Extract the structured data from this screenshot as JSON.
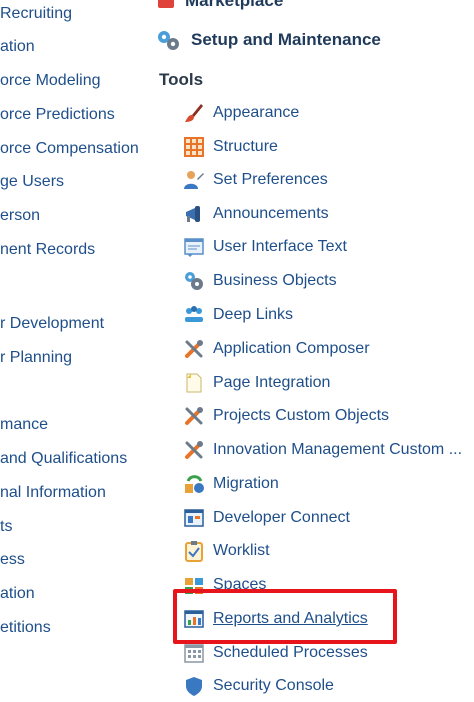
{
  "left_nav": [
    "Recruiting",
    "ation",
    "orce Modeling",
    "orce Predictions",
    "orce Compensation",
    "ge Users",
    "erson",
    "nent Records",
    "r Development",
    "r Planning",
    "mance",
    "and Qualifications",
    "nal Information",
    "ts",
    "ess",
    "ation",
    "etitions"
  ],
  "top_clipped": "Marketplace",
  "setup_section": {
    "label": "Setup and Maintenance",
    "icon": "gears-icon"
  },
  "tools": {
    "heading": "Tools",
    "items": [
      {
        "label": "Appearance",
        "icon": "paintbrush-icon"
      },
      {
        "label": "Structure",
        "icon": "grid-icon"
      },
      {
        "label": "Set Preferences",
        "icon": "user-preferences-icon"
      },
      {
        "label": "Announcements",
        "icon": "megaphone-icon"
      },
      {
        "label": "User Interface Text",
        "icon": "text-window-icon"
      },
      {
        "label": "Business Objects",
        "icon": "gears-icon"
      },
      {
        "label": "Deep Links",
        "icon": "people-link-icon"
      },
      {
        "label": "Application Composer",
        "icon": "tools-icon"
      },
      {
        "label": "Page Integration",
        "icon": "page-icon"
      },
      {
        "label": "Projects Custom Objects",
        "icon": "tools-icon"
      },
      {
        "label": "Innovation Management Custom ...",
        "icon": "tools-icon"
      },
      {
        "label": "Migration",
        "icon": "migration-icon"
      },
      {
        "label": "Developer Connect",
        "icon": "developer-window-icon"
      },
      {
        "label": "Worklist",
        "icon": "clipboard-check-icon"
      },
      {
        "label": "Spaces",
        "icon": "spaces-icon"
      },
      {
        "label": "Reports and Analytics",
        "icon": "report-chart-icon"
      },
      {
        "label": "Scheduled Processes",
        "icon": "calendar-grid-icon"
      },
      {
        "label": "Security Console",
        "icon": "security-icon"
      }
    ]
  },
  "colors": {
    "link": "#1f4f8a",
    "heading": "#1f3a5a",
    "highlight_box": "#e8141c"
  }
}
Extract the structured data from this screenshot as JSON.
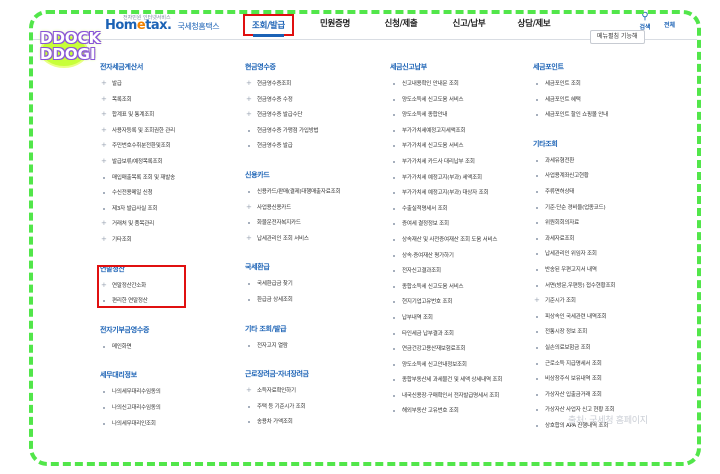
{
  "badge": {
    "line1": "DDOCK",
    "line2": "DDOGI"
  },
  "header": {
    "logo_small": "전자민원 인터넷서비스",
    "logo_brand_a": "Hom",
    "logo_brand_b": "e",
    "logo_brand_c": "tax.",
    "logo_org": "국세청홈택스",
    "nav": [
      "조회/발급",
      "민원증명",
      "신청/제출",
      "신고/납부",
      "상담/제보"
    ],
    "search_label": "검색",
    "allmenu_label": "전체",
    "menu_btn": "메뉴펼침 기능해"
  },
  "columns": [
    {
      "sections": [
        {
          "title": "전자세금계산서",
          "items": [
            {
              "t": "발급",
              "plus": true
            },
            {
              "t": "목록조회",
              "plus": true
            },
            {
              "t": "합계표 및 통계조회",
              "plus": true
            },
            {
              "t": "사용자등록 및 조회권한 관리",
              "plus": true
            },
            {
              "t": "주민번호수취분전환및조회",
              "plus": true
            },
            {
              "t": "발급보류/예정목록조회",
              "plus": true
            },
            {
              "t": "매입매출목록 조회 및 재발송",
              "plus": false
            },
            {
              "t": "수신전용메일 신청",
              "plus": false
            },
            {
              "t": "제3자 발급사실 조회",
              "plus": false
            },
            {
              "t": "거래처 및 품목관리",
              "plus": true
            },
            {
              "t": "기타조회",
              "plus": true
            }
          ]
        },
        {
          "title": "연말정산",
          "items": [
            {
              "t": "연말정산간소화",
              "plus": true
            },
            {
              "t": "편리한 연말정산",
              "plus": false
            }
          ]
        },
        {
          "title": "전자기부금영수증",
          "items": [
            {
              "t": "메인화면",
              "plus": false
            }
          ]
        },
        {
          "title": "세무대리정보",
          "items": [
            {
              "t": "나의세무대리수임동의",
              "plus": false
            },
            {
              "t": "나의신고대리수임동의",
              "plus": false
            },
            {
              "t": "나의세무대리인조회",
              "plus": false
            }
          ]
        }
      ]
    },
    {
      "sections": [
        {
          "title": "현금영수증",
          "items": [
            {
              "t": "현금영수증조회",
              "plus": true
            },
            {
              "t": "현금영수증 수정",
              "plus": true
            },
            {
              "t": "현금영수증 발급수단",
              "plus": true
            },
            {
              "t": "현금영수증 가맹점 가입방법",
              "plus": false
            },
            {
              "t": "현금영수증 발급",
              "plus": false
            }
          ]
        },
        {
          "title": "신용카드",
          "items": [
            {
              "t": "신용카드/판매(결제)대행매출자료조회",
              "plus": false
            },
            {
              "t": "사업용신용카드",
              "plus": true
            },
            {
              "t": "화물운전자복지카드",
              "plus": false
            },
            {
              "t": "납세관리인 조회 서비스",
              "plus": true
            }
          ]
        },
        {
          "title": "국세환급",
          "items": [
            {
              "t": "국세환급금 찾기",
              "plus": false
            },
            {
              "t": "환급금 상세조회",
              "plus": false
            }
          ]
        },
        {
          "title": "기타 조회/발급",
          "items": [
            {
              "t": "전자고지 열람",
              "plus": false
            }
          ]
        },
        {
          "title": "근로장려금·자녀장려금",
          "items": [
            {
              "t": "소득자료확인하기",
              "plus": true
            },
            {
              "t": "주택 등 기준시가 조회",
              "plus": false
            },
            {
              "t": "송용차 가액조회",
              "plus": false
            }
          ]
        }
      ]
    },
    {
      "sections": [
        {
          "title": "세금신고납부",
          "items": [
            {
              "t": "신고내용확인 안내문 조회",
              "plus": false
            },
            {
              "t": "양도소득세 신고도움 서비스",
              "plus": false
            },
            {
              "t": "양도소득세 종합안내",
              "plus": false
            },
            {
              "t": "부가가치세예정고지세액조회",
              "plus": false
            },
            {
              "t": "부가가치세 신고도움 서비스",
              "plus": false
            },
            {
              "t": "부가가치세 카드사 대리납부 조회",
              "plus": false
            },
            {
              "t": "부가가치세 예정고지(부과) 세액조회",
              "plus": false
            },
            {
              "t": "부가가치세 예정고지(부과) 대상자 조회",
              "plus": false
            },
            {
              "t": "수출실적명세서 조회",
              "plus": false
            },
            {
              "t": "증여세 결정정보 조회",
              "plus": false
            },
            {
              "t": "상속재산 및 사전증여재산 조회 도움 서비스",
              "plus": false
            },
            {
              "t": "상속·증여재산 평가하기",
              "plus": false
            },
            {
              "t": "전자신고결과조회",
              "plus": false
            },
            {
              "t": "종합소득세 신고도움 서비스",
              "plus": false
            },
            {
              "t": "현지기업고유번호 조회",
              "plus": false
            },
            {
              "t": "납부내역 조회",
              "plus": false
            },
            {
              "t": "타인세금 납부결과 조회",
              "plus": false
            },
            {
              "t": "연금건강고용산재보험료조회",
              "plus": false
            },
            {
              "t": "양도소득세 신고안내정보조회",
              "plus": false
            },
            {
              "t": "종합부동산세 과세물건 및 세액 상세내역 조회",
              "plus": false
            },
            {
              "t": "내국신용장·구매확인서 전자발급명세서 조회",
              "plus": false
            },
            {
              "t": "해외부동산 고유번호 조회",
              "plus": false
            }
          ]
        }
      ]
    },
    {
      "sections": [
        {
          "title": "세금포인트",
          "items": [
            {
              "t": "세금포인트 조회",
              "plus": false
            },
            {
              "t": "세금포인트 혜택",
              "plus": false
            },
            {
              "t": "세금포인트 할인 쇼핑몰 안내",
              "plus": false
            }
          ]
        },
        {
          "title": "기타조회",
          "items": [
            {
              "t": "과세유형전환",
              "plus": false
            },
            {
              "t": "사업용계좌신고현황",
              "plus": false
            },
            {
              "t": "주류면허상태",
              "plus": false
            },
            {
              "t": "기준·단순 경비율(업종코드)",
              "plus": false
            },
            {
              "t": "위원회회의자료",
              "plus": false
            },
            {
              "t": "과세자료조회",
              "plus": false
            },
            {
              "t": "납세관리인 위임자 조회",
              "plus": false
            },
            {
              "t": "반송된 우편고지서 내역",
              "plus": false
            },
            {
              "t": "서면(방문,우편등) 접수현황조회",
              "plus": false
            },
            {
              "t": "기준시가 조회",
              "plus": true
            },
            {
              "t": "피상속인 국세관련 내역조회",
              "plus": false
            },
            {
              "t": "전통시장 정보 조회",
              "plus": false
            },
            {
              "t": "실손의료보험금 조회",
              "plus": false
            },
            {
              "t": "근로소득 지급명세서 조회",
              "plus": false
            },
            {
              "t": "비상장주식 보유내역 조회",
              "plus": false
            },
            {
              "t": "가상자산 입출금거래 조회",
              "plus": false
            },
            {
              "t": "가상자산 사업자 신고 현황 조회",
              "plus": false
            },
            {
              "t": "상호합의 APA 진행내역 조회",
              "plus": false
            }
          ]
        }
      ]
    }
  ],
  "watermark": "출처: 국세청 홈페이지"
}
■ ■ ■
### Brief
Among the lines of the listing, how many hold the string "title"? Respond with only the number.

### Worked answer
12